→ What the task requires: Restate every entry word for word.
+++ Excerpted records
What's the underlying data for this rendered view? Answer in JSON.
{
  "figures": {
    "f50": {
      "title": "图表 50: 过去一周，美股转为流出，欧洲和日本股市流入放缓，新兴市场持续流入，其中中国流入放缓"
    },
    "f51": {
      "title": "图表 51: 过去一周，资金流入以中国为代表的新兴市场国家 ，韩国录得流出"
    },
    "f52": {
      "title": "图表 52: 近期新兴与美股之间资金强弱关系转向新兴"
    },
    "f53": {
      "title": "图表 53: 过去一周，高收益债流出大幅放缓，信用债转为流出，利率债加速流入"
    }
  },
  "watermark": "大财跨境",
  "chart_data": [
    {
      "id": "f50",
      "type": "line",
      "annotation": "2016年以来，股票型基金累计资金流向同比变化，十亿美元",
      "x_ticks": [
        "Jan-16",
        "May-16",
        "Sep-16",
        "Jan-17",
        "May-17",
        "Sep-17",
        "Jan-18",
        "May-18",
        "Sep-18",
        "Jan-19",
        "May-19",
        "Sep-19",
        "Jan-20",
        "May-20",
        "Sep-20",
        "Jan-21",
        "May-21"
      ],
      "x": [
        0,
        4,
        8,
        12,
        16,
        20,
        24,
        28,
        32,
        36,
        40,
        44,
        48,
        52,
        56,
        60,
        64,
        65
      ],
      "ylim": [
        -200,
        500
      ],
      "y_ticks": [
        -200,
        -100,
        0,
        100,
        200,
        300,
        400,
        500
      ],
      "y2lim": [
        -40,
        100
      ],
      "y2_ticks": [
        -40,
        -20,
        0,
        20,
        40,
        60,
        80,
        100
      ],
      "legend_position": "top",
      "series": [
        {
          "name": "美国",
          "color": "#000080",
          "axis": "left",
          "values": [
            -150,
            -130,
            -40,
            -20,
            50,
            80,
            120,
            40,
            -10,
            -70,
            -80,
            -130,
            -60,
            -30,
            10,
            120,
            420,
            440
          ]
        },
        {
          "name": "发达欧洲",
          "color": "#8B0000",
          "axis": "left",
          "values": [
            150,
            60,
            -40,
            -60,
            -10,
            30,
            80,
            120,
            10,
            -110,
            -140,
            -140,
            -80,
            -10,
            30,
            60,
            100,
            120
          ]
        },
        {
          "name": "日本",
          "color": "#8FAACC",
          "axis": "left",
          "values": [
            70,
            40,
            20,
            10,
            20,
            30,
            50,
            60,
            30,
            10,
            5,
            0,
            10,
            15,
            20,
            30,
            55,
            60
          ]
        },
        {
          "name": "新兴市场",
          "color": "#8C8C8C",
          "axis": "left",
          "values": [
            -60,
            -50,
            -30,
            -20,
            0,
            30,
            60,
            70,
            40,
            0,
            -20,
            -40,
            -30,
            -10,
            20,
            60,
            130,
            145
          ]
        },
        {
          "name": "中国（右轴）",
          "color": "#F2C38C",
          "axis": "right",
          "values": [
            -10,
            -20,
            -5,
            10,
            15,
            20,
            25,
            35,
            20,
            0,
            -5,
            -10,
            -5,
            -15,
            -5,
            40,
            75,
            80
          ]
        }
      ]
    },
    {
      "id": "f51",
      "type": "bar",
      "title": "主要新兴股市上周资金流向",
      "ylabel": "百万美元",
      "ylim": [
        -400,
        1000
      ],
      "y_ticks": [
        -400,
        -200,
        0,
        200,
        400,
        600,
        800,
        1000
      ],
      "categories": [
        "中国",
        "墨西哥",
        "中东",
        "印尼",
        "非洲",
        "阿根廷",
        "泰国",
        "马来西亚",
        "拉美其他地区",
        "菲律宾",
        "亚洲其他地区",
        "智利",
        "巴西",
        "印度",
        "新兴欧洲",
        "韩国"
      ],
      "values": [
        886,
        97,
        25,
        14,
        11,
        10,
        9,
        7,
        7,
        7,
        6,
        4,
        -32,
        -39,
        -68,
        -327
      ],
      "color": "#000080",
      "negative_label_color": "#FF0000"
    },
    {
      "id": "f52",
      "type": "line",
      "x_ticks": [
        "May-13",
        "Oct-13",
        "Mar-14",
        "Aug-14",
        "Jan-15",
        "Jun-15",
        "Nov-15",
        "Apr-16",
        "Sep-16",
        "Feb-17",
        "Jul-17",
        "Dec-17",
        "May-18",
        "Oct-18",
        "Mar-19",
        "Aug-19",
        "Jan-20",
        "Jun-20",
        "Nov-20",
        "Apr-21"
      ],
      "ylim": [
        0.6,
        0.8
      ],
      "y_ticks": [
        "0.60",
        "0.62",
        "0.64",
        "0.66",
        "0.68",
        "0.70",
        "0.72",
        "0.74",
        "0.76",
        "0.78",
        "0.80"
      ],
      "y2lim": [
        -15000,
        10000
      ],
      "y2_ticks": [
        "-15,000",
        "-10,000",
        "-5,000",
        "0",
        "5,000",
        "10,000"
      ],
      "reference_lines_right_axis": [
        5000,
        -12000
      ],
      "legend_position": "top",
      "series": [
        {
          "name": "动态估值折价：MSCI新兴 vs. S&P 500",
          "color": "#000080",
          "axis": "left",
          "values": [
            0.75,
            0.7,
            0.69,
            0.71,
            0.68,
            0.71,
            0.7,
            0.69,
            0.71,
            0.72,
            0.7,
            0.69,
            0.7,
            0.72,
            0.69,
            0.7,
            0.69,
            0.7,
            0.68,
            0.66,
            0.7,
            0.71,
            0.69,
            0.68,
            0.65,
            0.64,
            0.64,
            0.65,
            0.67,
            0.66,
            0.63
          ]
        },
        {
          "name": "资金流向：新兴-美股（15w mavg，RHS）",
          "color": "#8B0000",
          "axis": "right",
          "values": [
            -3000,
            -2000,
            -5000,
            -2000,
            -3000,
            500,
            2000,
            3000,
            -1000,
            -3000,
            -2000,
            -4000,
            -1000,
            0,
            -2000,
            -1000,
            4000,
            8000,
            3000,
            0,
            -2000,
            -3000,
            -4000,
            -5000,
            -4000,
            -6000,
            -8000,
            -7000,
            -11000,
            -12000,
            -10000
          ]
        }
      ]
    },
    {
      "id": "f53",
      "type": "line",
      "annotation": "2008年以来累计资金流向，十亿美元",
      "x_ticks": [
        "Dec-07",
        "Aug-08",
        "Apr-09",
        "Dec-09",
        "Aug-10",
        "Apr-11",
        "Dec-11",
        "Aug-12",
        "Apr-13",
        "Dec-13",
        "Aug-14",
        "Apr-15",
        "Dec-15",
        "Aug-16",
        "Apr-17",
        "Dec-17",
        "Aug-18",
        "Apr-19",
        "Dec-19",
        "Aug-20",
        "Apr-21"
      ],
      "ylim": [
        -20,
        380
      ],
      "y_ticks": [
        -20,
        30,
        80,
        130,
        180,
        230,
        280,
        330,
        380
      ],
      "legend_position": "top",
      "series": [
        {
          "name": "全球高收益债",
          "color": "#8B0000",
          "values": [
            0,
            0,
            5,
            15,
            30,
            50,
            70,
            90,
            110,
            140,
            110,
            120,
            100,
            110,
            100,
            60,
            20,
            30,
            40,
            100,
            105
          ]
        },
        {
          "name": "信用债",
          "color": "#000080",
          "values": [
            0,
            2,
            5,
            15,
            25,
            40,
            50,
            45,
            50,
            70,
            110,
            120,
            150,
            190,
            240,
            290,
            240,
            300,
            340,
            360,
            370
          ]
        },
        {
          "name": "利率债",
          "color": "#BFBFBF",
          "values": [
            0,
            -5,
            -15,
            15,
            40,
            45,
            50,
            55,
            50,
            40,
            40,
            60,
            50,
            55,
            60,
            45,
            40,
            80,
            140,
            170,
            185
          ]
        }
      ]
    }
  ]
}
++++++
→ Expected output:
What's the underlying data for this rendered view? Answer in JSON.
{
  "figures": {
    "f50": {
      "title": "图表 50: 过去一周，美股转为流出，欧洲和日本股市流入放缓，新兴市场持续流入，其中中国流入放缓"
    },
    "f51": {
      "title": "图表 51: 过去一周，资金流入以中国为代表的新兴市场国家 ，韩国录得流出"
    },
    "f52": {
      "title": "图表 52: 近期新兴与美股之间资金强弱关系转向新兴"
    },
    "f53": {
      "title": "图表 53: 过去一周，高收益债流出大幅放缓，信用债转为流出，利率债加速流入"
    }
  },
  "watermark": "大财跨境",
  "chart_data": [
    {
      "id": "f50",
      "type": "line",
      "annotation": "2016年以来，股票型基金累计资金流向同比变化，十亿美元",
      "x_ticks": [
        "Jan-16",
        "May-16",
        "Sep-16",
        "Jan-17",
        "May-17",
        "Sep-17",
        "Jan-18",
        "May-18",
        "Sep-18",
        "Jan-19",
        "May-19",
        "Sep-19",
        "Jan-20",
        "May-20",
        "Sep-20",
        "Jan-21",
        "May-21"
      ],
      "x": [
        0,
        4,
        8,
        12,
        16,
        20,
        24,
        28,
        32,
        36,
        40,
        44,
        48,
        52,
        56,
        60,
        64,
        65
      ],
      "ylim": [
        -200,
        500
      ],
      "y_ticks": [
        -200,
        -100,
        0,
        100,
        200,
        300,
        400,
        500
      ],
      "y2lim": [
        -40,
        100
      ],
      "y2_ticks": [
        -40,
        -20,
        0,
        20,
        40,
        60,
        80,
        100
      ],
      "legend_position": "top",
      "series": [
        {
          "name": "美国",
          "color": "#000080",
          "axis": "left",
          "values": [
            -150,
            -130,
            -40,
            -20,
            50,
            80,
            120,
            40,
            -10,
            -70,
            -80,
            -130,
            -60,
            -30,
            10,
            120,
            420,
            440
          ]
        },
        {
          "name": "发达欧洲",
          "color": "#8B0000",
          "axis": "left",
          "values": [
            150,
            60,
            -40,
            -60,
            -10,
            30,
            80,
            120,
            10,
            -110,
            -140,
            -140,
            -80,
            -10,
            30,
            60,
            100,
            120
          ]
        },
        {
          "name": "日本",
          "color": "#8FAACC",
          "axis": "left",
          "values": [
            70,
            40,
            20,
            10,
            20,
            30,
            50,
            60,
            30,
            10,
            5,
            0,
            10,
            15,
            20,
            30,
            55,
            60
          ]
        },
        {
          "name": "新兴市场",
          "color": "#8C8C8C",
          "axis": "left",
          "values": [
            -60,
            -50,
            -30,
            -20,
            0,
            30,
            60,
            70,
            40,
            0,
            -20,
            -40,
            -30,
            -10,
            20,
            60,
            130,
            145
          ]
        },
        {
          "name": "中国（右轴）",
          "color": "#F2C38C",
          "axis": "right",
          "values": [
            -10,
            -20,
            -5,
            10,
            15,
            20,
            25,
            35,
            20,
            0,
            -5,
            -10,
            -5,
            -15,
            -5,
            40,
            75,
            80
          ]
        }
      ]
    },
    {
      "id": "f51",
      "type": "bar",
      "title": "主要新兴股市上周资金流向",
      "ylabel": "百万美元",
      "ylim": [
        -400,
        1000
      ],
      "y_ticks": [
        -400,
        -200,
        0,
        200,
        400,
        600,
        800,
        1000
      ],
      "categories": [
        "中国",
        "墨西哥",
        "中东",
        "印尼",
        "非洲",
        "阿根廷",
        "泰国",
        "马来西亚",
        "拉美其他地区",
        "菲律宾",
        "亚洲其他地区",
        "智利",
        "巴西",
        "印度",
        "新兴欧洲",
        "韩国"
      ],
      "values": [
        886,
        97,
        25,
        14,
        11,
        10,
        9,
        7,
        7,
        7,
        6,
        4,
        -32,
        -39,
        -68,
        -327
      ],
      "color": "#000080",
      "negative_label_color": "#FF0000"
    },
    {
      "id": "f52",
      "type": "line",
      "x_ticks": [
        "May-13",
        "Oct-13",
        "Mar-14",
        "Aug-14",
        "Jan-15",
        "Jun-15",
        "Nov-15",
        "Apr-16",
        "Sep-16",
        "Feb-17",
        "Jul-17",
        "Dec-17",
        "May-18",
        "Oct-18",
        "Mar-19",
        "Aug-19",
        "Jan-20",
        "Jun-20",
        "Nov-20",
        "Apr-21"
      ],
      "ylim": [
        0.6,
        0.8
      ],
      "y_ticks": [
        "0.60",
        "0.62",
        "0.64",
        "0.66",
        "0.68",
        "0.70",
        "0.72",
        "0.74",
        "0.76",
        "0.78",
        "0.80"
      ],
      "y2lim": [
        -15000,
        10000
      ],
      "y2_ticks": [
        "-15,000",
        "-10,000",
        "-5,000",
        "0",
        "5,000",
        "10,000"
      ],
      "reference_lines_right_axis": [
        5000,
        -12000
      ],
      "legend_position": "top",
      "series": [
        {
          "name": "动态估值折价：MSCI新兴 vs. S&P 500",
          "color": "#000080",
          "axis": "left",
          "values": [
            0.75,
            0.7,
            0.69,
            0.71,
            0.68,
            0.71,
            0.7,
            0.69,
            0.71,
            0.72,
            0.7,
            0.69,
            0.7,
            0.72,
            0.69,
            0.7,
            0.69,
            0.7,
            0.68,
            0.66,
            0.7,
            0.71,
            0.69,
            0.68,
            0.65,
            0.64,
            0.64,
            0.65,
            0.67,
            0.66,
            0.63
          ]
        },
        {
          "name": "资金流向：新兴-美股（15w mavg，RHS）",
          "color": "#8B0000",
          "axis": "right",
          "values": [
            -3000,
            -2000,
            -5000,
            -2000,
            -3000,
            500,
            2000,
            3000,
            -1000,
            -3000,
            -2000,
            -4000,
            -1000,
            0,
            -2000,
            -1000,
            4000,
            8000,
            3000,
            0,
            -2000,
            -3000,
            -4000,
            -5000,
            -4000,
            -6000,
            -8000,
            -7000,
            -11000,
            -12000,
            -10000
          ]
        }
      ]
    },
    {
      "id": "f53",
      "type": "line",
      "annotation": "2008年以来累计资金流向，十亿美元",
      "x_ticks": [
        "Dec-07",
        "Aug-08",
        "Apr-09",
        "Dec-09",
        "Aug-10",
        "Apr-11",
        "Dec-11",
        "Aug-12",
        "Apr-13",
        "Dec-13",
        "Aug-14",
        "Apr-15",
        "Dec-15",
        "Aug-16",
        "Apr-17",
        "Dec-17",
        "Aug-18",
        "Apr-19",
        "Dec-19",
        "Aug-20",
        "Apr-21"
      ],
      "ylim": [
        -20,
        380
      ],
      "y_ticks": [
        -20,
        30,
        80,
        130,
        180,
        230,
        280,
        330,
        380
      ],
      "legend_position": "top",
      "series": [
        {
          "name": "全球高收益债",
          "color": "#8B0000",
          "values": [
            0,
            0,
            5,
            15,
            30,
            50,
            70,
            90,
            110,
            140,
            110,
            120,
            100,
            110,
            100,
            60,
            20,
            30,
            40,
            100,
            105
          ]
        },
        {
          "name": "信用债",
          "color": "#000080",
          "values": [
            0,
            2,
            5,
            15,
            25,
            40,
            50,
            45,
            50,
            70,
            110,
            120,
            150,
            190,
            240,
            290,
            240,
            300,
            340,
            360,
            370
          ]
        },
        {
          "name": "利率债",
          "color": "#BFBFBF",
          "values": [
            0,
            -5,
            -15,
            15,
            40,
            45,
            50,
            55,
            50,
            40,
            40,
            60,
            50,
            55,
            60,
            45,
            40,
            80,
            140,
            170,
            185
          ]
        }
      ]
    }
  ]
}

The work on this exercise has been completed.